## [WHAT THE TASK ASKS]
Please write out the material below exactly as given.

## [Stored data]
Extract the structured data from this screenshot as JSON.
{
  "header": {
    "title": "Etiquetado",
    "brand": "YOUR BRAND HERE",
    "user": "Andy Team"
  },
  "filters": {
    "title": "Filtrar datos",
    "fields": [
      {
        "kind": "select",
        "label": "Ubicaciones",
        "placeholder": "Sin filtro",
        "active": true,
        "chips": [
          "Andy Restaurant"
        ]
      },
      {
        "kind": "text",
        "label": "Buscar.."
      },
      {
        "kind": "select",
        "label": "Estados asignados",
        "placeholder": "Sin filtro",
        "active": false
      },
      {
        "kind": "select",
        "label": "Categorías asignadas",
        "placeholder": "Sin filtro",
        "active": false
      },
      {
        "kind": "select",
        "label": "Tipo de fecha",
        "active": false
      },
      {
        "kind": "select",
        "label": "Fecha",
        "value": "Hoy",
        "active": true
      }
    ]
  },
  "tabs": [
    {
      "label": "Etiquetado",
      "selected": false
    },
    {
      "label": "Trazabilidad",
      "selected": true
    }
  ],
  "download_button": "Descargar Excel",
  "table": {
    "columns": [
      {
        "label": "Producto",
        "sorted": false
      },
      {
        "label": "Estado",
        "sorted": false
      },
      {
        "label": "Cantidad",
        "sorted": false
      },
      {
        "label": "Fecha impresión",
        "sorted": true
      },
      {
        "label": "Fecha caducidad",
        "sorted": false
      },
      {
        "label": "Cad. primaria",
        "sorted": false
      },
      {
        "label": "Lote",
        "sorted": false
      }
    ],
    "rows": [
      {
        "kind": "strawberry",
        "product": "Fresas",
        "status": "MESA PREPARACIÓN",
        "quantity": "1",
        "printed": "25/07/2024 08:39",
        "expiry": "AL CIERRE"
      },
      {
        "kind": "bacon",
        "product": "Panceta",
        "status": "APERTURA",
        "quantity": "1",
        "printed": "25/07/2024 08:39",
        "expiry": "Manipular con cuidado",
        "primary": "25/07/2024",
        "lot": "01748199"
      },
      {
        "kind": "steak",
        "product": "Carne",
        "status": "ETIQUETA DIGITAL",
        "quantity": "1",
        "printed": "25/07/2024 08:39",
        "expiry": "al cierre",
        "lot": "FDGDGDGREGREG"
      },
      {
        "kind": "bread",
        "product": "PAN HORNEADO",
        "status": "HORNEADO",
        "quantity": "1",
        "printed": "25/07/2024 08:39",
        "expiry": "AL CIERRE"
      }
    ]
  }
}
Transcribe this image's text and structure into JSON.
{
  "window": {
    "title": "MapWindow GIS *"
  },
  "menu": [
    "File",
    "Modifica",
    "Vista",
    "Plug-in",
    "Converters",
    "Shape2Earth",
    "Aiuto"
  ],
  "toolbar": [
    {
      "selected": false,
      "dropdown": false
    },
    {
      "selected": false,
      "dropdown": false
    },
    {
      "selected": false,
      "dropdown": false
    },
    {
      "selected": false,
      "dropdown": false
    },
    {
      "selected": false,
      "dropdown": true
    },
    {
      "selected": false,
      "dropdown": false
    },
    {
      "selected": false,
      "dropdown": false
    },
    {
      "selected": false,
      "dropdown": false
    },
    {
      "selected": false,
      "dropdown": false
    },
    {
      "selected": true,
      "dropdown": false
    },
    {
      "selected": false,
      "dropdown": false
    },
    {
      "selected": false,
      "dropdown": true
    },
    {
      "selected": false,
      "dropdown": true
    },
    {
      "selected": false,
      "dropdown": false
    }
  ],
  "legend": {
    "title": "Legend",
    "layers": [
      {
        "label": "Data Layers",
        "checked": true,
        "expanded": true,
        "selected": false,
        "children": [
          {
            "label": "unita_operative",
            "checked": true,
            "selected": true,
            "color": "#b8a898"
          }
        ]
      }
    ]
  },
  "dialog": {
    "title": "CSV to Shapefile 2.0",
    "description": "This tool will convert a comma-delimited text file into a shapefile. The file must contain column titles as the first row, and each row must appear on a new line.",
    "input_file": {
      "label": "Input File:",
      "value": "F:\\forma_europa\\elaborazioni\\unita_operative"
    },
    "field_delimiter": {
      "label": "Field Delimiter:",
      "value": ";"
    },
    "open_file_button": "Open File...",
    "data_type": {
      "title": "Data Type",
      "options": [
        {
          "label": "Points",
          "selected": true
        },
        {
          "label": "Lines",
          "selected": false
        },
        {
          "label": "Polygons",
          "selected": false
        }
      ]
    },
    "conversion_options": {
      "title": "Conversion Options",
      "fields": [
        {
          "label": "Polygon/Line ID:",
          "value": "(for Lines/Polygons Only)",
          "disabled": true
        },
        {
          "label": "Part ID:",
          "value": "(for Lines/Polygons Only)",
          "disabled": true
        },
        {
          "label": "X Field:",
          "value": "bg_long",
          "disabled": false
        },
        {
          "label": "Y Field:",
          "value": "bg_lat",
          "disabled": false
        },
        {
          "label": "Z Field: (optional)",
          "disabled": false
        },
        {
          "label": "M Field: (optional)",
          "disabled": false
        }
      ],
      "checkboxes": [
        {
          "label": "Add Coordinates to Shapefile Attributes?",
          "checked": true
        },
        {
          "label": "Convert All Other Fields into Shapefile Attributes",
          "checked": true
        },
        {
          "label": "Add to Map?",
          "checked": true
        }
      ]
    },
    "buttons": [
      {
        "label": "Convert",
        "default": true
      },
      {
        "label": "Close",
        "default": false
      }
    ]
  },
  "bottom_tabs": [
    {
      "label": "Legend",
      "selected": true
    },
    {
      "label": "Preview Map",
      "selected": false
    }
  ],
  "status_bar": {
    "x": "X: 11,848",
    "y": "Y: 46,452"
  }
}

## [FULL RESPONSE]
Extract the structured data from this screenshot as JSON.
{
  "header": {
    "title": "Etiquetado",
    "brand": "YOUR BRAND HERE",
    "user": "Andy Team"
  },
  "filters": {
    "title": "Filtrar datos",
    "fields": [
      {
        "kind": "select",
        "label": "Ubicaciones",
        "placeholder": "Sin filtro",
        "active": true,
        "chips": [
          "Andy Restaurant"
        ]
      },
      {
        "kind": "text",
        "label": "Buscar.."
      },
      {
        "kind": "select",
        "label": "Estados asignados",
        "placeholder": "Sin filtro",
        "active": false
      },
      {
        "kind": "select",
        "label": "Categorías asignadas",
        "placeholder": "Sin filtro",
        "active": false
      },
      {
        "kind": "select",
        "label": "Tipo de fecha",
        "active": false
      },
      {
        "kind": "select",
        "label": "Fecha",
        "value": "Hoy",
        "active": true
      }
    ]
  },
  "tabs": [
    {
      "label": "Etiquetado",
      "selected": false
    },
    {
      "label": "Trazabilidad",
      "selected": true
    }
  ],
  "download_button": "Descargar Excel",
  "table": {
    "columns": [
      {
        "label": "Producto",
        "sorted": false
      },
      {
        "label": "Estado",
        "sorted": false
      },
      {
        "label": "Cantidad",
        "sorted": false
      },
      {
        "label": "Fecha impresión",
        "sorted": true
      },
      {
        "label": "Fecha caducidad",
        "sorted": false
      },
      {
        "label": "Cad. primaria",
        "sorted": false
      },
      {
        "label": "Lote",
        "sorted": false
      }
    ],
    "rows": [
      {
        "kind": "strawberry",
        "product": "Fresas",
        "status": "MESA PREPARACIÓN",
        "quantity": "1",
        "printed": "25/07/2024 08:39",
        "expiry": "AL CIERRE"
      },
      {
        "kind": "bacon",
        "product": "Panceta",
        "status": "APERTURA",
        "quantity": "1",
        "printed": "25/07/2024 08:39",
        "expiry": "Manipular con cuidado",
        "primary": "25/07/2024",
        "lot": "01748199"
      },
      {
        "kind": "steak",
        "product": "Carne",
        "status": "ETIQUETA DIGITAL",
        "quantity": "1",
        "printed": "25/07/2024 08:39",
        "expiry": "al cierre",
        "lot": "FDGDGDGREGREG"
      },
      {
        "kind": "bread",
        "product": "PAN HORNEADO",
        "status": "HORNEADO",
        "quantity": "1",
        "printed": "25/07/2024 08:39",
        "expiry": "AL CIERRE"
      }
    ]
  }
}
Transcribe this image's text and structure into JSON.
{
  "window": {
    "title": "MapWindow GIS *"
  },
  "menu": [
    "File",
    "Modifica",
    "Vista",
    "Plug-in",
    "Converters",
    "Shape2Earth",
    "Aiuto"
  ],
  "toolbar": [
    {
      "selected": false,
      "dropdown": false
    },
    {
      "selected": false,
      "dropdown": false
    },
    {
      "selected": false,
      "dropdown": false
    },
    {
      "selected": false,
      "dropdown": false
    },
    {
      "selected": false,
      "dropdown": true
    },
    {
      "selected": false,
      "dropdown": false
    },
    {
      "selected": false,
      "dropdown": false
    },
    {
      "selected": false,
      "dropdown": false
    },
    {
      "selected": false,
      "dropdown": false
    },
    {
      "selected": true,
      "dropdown": false
    },
    {
      "selected": false,
      "dropdown": false
    },
    {
      "selected": false,
      "dropdown": true
    },
    {
      "selected": false,
      "dropdown": true
    },
    {
      "selected": false,
      "dropdown": false
    }
  ],
  "legend": {
    "title": "Legend",
    "layers": [
      {
        "label": "Data Layers",
        "checked": true,
        "expanded": true,
        "selected": false,
        "children": [
          {
            "label": "unita_operative",
            "checked": true,
            "selected": true,
            "color": "#b8a898"
          }
        ]
      }
    ]
  },
  "dialog": {
    "title": "CSV to Shapefile 2.0",
    "description": "This tool will convert a comma-delimited text file into a shapefile. The file must contain column titles as the first row, and each row must appear on a new line.",
    "input_file": {
      "label": "Input File:",
      "value": "F:\\forma_europa\\elaborazioni\\unita_operative"
    },
    "field_delimiter": {
      "label": "Field Delimiter:",
      "value": ";"
    },
    "open_file_button": "Open File...",
    "data_type": {
      "title": "Data Type",
      "options": [
        {
          "label": "Points",
          "selected": true
        },
        {
          "label": "Lines",
          "selected": false
        },
        {
          "label": "Polygons",
          "selected": false
        }
      ]
    },
    "conversion_options": {
      "title": "Conversion Options",
      "fields": [
        {
          "label": "Polygon/Line ID:",
          "value": "(for Lines/Polygons Only)",
          "disabled": true
        },
        {
          "label": "Part ID:",
          "value": "(for Lines/Polygons Only)",
          "disabled": true
        },
        {
          "label": "X Field:",
          "value": "bg_long",
          "disabled": false
        },
        {
          "label": "Y Field:",
          "value": "bg_lat",
          "disabled": false
        },
        {
          "label": "Z Field: (optional)",
          "disabled": false
        },
        {
          "label": "M Field: (optional)",
          "disabled": false
        }
      ],
      "checkboxes": [
        {
          "label": "Add Coordinates to Shapefile Attributes?",
          "checked": true
        },
        {
          "label": "Convert All Other Fields into Shapefile Attributes",
          "checked": true
        },
        {
          "label": "Add to Map?",
          "checked": true
        }
      ]
    },
    "buttons": [
      {
        "label": "Convert",
        "default": true
      },
      {
        "label": "Close",
        "default": false
      }
    ]
  },
  "bottom_tabs": [
    {
      "label": "Legend",
      "selected": true
    },
    {
      "label": "Preview Map",
      "selected": false
    }
  ],
  "status_bar": {
    "x": "X: 11,848",
    "y": "Y: 46,452"
  }
}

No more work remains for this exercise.